ENUNCIADO DE LA TAREA:
Convierte en una lista breve el párrafo de la noticia que comienza con «Al día siguiente, cuando acudieron» y conserva sus datos principales.

FRAGMENTO PROPORCIONADO:

>>>

Géneros y Sexualidades

VALENCIA

Dos jóvenes gais agredidos a los que la policía aconsejó no denunciar

Dos jóvenes de 21 años fueron agredidos la madrugada del sábado por un grupo de 10 personas. La Policía Nacional les recomendó no denunciar porque “iban a perder toda la tarde”.

Jueves 8 de julio

Carga de la Policía Nacional el pasado lunes en la manifestación #Justicia Por Samuel de Madrid

La misma madrugada que se cometía el crimen homófobo contra Samuel en A Coruña, en Valencia, en la plaza de Honduras, dos jóvenes gais de 21 años recibieron una paliza de parte un un grupo de 10 chicos también a gritos de “maricón”.

En esta misma zona, la pasada noche de San Juan, otro jóven de 17 años, había sido agredido verbalmente por un grupo de hombre cuando paseaba cogido de la mano con un amigo.

En esta ocasiones los jóvenes se encontraban con dos amigas. Uno de los agresores se acercó a demandarles dinero. Ante la negativa de ellos se inició una catarata de insultos homófobos que terminó en una paliza grupal. A uno de ellos le arrebataron también una riñonera y un teléfono móvil, que finalmente logró recuperar.

Según han denunciado públicamente los agredidos, los agentes de la Policía Nacional que se personaron en el lugar en ningún momento les ofrecieron presentar denunciar ni ser trasladados al hospital. “Me dijeron que me subiera al furgón para ir a buscar a los que me habían pegado, pero yo lo que quería era irme a llorar. No estaba en condiciones de ir a buscar a nadie”, ha explicado uno de ellos en declaraciones a El País.

Al día siguiente, cuando acudieron a la comisaría a presentar una denuncia, los agentes les persuadieron directamente para que no lo hicieran: “me dijeron que había otros casos de denuncias de agresiones machistas y que iba a perder toda la tarde”. A pesar de los “consejos” policiales los jóvenes han decidido presentar denuncia ante la Fiscalía de Delitos de Odio de Valencia.

La actitud policial ha llenado de indignación las redes sociales. Llueve sobre mojado. Agentes de este mismo cuerpo fueron los que realizaron las brutales cargas contra la manifestación de #JusticiaPorSamuel del pasado lunes en Madrid.

La policía del “gobierno más progresista de la historia”, a cargo del ministro del Interior Grande Marlaska, un conocido juez que acumula sentencias de Estrasburgo por las torturas en sus juzgados, es parte del engranaje de violencia estructural, en este caso contra las personas LGTBI.

La actitud de los agentes explica el dato de que 9 de cada 10 agresiones homófobas no son denunciadas. La desconfianza en jueces y policías es más que fundada, una casta cargada de prejuicios machistas, racistas y homófobos, al servicio, no de la defensa de la ciudadanía y la diversidad, sino del orden social que se nutre de estas opresiones. El lema coreado en las manifestaciones de esta semana “no me cuida la policía, me cuidan mis amigas” es expresión de ello.

Para acabar con el auge de agresiones LGTBIfóbicas, así como con la violencia machista y racista y la extrema derecha que las alienta, es necesario poner en pie un fuerte movimiento en las calles, los centros de trabajo y estudio, y combatir contra la alianza criminal entre capitalismo y heteropatriarcado, de la que la policía es una pieza fundamental.

<<<

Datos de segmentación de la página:
>>>

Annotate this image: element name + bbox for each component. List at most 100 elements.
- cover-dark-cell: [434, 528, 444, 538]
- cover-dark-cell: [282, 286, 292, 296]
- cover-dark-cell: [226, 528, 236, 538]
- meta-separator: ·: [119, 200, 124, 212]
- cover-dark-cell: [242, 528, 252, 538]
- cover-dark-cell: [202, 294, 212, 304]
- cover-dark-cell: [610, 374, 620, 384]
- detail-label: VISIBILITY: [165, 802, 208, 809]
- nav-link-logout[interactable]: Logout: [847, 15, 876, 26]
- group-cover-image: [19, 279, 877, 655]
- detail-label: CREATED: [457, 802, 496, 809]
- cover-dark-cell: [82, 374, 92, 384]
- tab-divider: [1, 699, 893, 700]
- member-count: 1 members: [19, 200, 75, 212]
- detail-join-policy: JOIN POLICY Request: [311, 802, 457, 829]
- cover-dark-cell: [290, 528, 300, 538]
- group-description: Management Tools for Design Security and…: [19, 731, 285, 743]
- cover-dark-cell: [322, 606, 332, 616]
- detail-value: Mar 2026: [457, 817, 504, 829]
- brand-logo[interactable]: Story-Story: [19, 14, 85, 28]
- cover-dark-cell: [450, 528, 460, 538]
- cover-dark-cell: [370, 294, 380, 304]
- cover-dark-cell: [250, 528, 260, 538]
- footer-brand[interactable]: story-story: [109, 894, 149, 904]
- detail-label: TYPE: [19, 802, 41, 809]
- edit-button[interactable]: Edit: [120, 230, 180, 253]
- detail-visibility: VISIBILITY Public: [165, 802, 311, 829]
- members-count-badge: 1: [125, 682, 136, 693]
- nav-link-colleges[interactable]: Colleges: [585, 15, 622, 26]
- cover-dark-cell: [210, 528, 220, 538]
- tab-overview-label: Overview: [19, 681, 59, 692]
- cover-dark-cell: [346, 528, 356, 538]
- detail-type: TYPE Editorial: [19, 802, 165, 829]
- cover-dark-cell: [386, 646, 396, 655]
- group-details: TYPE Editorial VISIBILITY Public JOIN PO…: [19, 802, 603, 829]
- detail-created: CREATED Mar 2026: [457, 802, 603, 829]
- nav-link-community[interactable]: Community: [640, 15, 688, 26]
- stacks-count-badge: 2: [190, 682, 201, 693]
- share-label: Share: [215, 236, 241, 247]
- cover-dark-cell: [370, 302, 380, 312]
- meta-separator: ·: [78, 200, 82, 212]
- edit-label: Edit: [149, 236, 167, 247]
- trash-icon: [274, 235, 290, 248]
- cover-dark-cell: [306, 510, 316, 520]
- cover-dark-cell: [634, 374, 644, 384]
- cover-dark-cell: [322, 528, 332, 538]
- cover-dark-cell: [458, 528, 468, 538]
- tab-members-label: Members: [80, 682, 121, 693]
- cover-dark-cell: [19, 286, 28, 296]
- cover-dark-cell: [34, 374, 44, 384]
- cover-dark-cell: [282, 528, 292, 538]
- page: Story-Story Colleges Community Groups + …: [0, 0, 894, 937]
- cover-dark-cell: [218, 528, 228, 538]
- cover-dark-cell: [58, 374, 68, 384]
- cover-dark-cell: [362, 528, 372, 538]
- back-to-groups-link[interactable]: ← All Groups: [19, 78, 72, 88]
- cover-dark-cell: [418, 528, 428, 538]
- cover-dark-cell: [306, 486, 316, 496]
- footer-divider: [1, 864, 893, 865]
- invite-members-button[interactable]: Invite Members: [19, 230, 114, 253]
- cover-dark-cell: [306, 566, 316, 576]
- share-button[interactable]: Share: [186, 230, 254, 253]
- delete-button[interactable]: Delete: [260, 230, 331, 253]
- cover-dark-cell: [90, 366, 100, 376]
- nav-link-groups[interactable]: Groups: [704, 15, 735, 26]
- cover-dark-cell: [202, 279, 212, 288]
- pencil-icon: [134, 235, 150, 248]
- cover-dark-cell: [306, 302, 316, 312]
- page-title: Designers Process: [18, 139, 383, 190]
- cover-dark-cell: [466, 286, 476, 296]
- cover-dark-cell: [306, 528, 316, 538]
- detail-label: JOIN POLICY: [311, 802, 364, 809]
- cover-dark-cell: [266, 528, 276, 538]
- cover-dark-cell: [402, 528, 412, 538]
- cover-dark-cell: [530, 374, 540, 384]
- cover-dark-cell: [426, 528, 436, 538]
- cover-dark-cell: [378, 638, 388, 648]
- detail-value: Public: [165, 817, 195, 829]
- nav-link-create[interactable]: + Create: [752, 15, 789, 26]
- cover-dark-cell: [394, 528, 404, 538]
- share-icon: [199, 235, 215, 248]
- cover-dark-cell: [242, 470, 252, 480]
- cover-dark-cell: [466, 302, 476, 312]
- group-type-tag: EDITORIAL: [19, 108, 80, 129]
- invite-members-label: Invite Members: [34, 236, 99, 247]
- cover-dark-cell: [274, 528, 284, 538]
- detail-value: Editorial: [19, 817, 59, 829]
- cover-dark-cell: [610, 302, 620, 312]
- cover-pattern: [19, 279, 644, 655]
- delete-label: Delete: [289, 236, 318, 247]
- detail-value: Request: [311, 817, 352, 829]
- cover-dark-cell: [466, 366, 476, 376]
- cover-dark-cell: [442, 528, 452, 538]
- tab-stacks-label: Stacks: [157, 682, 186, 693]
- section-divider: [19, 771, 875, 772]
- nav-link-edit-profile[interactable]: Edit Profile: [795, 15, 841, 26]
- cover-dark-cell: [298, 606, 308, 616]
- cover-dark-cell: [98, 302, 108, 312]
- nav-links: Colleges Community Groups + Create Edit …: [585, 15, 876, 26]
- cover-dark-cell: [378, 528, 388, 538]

<<<

SOLUCIÓN PROPUESTA:
- Al día siguiente, los jóvenes fueron a la comisaría a presentar una denuncia.
- Los agentes los persuadieron directamente para que no lo hicieran.
- Según uno de ellos, le dijeron que había otros casos de denuncias de agresiones machistas y que iba a perder toda la tarde.
- Pese a esos «consejos», los jóvenes decidieron presentar denuncia ante la Fiscalía de Delitos de Odio de Valencia.